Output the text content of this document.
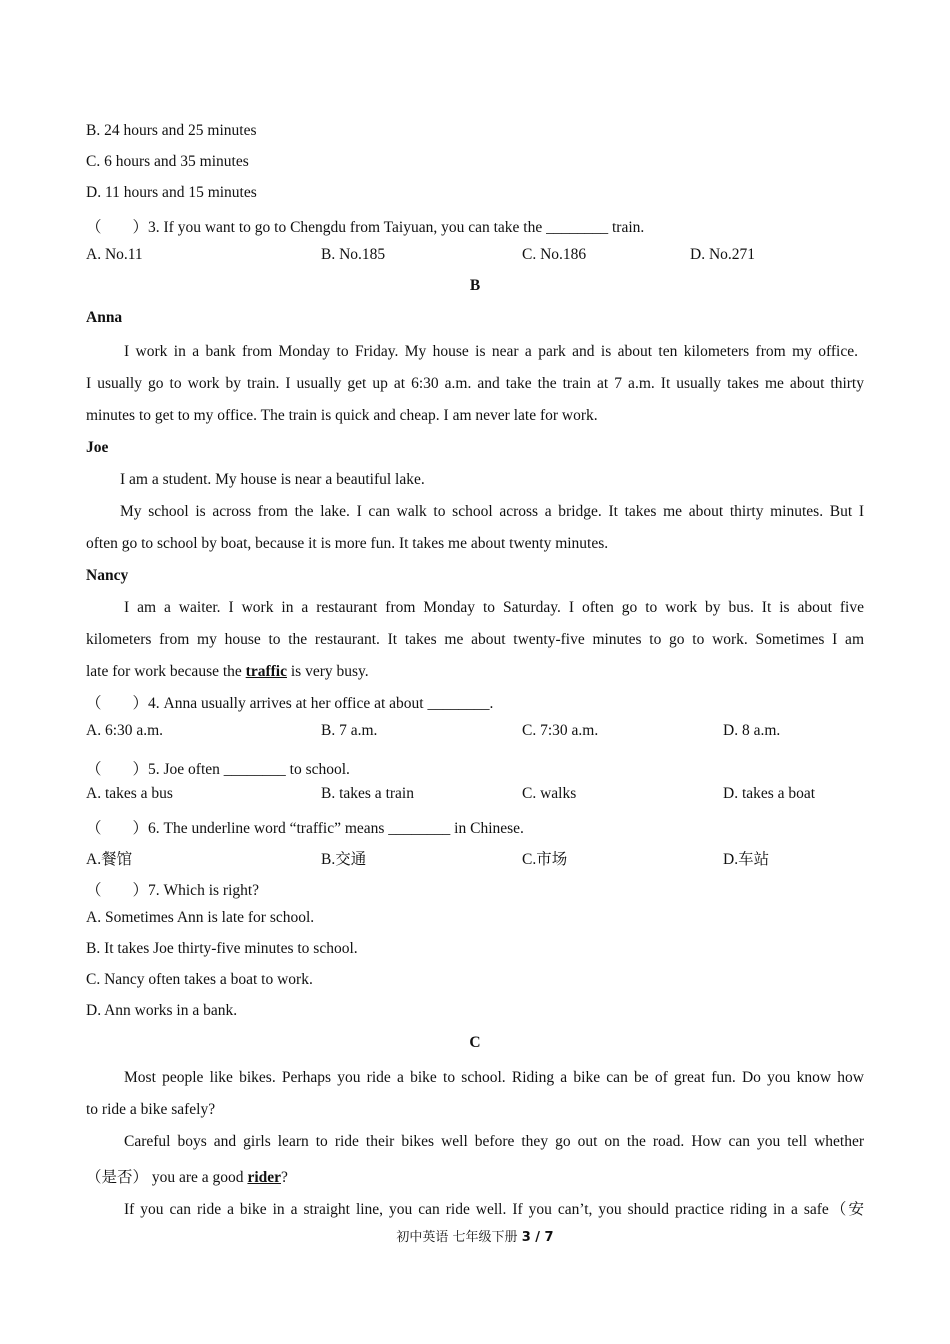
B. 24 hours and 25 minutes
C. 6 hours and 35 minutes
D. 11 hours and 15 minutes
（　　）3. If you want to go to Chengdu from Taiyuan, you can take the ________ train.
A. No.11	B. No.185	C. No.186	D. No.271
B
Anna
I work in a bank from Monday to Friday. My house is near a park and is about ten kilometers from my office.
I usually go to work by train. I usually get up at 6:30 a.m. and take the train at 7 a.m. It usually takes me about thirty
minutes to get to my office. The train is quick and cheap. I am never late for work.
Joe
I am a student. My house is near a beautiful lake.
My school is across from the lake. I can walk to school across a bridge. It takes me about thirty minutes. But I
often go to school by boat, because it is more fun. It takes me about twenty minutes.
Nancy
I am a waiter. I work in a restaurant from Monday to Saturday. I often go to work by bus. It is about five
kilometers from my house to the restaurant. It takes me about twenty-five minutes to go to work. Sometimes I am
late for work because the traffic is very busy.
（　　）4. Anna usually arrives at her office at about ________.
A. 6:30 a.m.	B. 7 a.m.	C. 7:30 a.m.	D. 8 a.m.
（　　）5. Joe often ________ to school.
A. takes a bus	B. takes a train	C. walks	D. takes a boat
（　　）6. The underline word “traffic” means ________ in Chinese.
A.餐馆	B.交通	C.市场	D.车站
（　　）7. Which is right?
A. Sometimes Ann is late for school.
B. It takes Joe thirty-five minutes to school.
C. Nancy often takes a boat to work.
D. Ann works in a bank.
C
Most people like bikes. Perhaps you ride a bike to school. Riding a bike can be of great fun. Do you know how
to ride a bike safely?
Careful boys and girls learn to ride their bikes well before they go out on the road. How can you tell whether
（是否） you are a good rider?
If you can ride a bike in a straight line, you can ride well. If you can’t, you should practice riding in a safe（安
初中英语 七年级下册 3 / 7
# # # # #
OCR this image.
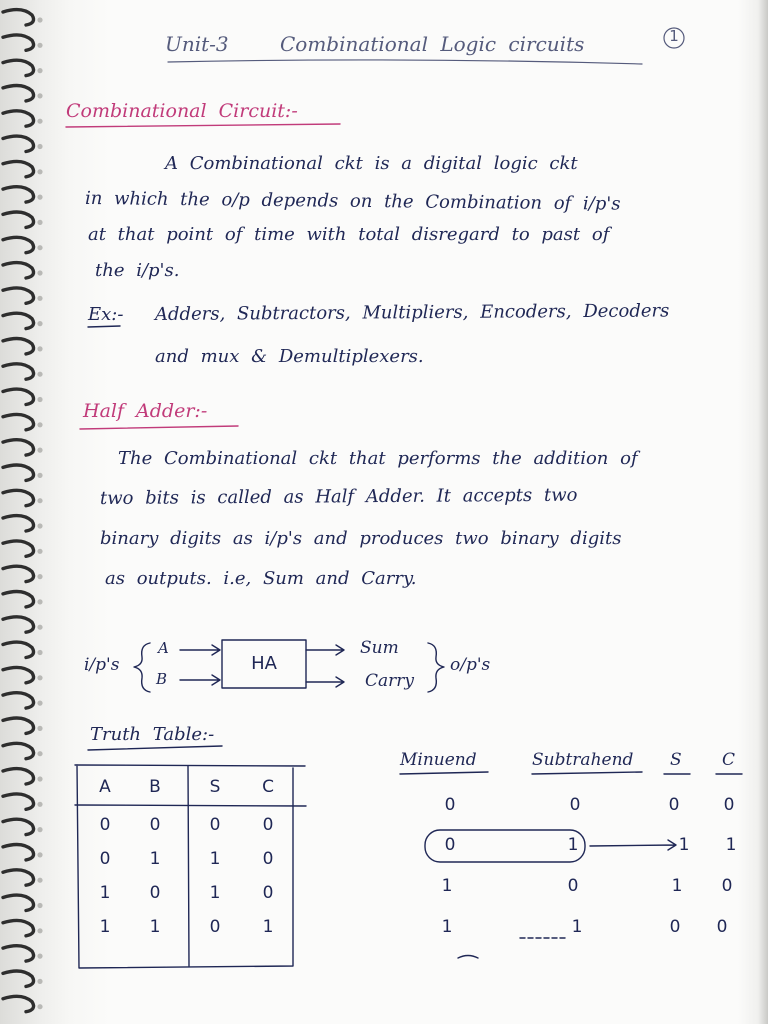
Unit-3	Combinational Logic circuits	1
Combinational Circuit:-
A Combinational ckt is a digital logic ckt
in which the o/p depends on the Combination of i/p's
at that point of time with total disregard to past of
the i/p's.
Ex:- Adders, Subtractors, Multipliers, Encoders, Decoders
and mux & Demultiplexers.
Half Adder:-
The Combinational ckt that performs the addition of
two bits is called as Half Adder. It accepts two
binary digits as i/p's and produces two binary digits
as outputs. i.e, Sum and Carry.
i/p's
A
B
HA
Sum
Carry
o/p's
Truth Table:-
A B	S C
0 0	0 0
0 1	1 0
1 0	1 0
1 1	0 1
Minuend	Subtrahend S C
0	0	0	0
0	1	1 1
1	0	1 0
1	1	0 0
# # # # #
Report only how many lines in the records contain the word "this".

2